--- ACTIVITY ---
Using the data beneath, show every line that includes the word "tari".

** INPUT RECORDS follows **

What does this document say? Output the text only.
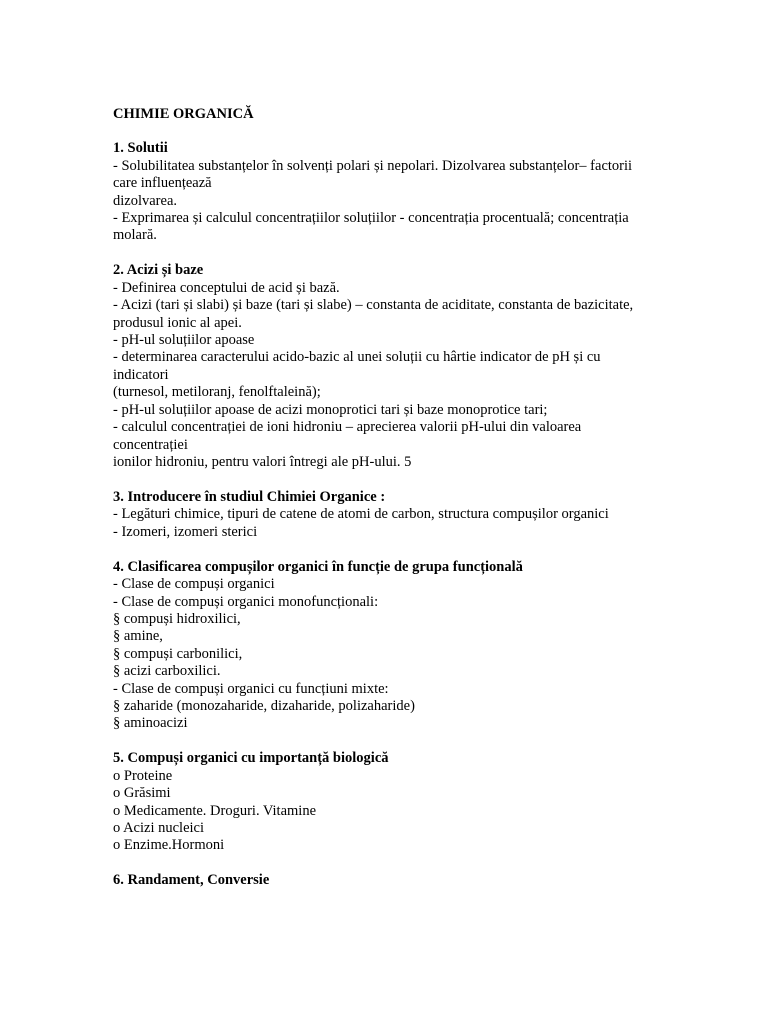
CHIMIE ORGANICĂ
1. Solutii
- Solubilitatea substanțelor în solvenți polari și nepolari. Dizolvarea substanțelor– factorii
care influențează
dizolvarea.
- Exprimarea și calculul concentrațiilor soluțiilor - concentrația procentuală; concentrația
molară.
2. Acizi și baze
- Definirea conceptului de acid și bază.
- Acizi (tari și slabi) și baze (tari și slabe) – constanta de aciditate, constanta de bazicitate,
produsul ionic al apei.
- pH-ul soluțiilor apoase
- determinarea caracterului acido-bazic al unei soluții cu hârtie indicator de pH și cu
indicatori
(turnesol, metiloranj, fenolftaleină);
- pH-ul soluțiilor apoase de acizi monoprotici tari și baze monoprotice tari;
- calculul concentrației de ioni hidroniu – aprecierea valorii pH-ului din valoarea
concentrației
ionilor hidroniu, pentru valori întregi ale pH-ului. 5
3. Introducere în studiul Chimiei Organice :
- Legături chimice, tipuri de catene de atomi de carbon, structura compușilor organici
- Izomeri, izomeri sterici
4. Clasificarea compușilor organici în funcție de grupa funcțională
- Clase de compuși organici
- Clase de compuși organici monofuncționali:
§ compuși hidroxilici,
§ amine,
§ compuși carbonilici,
§ acizi carboxilici.
- Clase de compuși organici cu funcțiuni mixte:
§ zaharide (monozaharide, dizaharide, polizaharide)
§ aminoacizi
5. Compuși organici cu importanță biologică
o Proteine
o Grăsimi
o Medicamente. Droguri. Vitamine
o Acizi nucleici
o Enzime.Hormoni
6. Randament, Conversie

** End of INPUT RECORDS **

--- PROBLEM SOLUTION ---
- Acizi (tari și slabi) și baze (tari și slabe) – constanta de aciditate, constanta de bazicitate,
- pH-ul soluțiilor apoase de acizi monoprotici tari și baze monoprotice tari;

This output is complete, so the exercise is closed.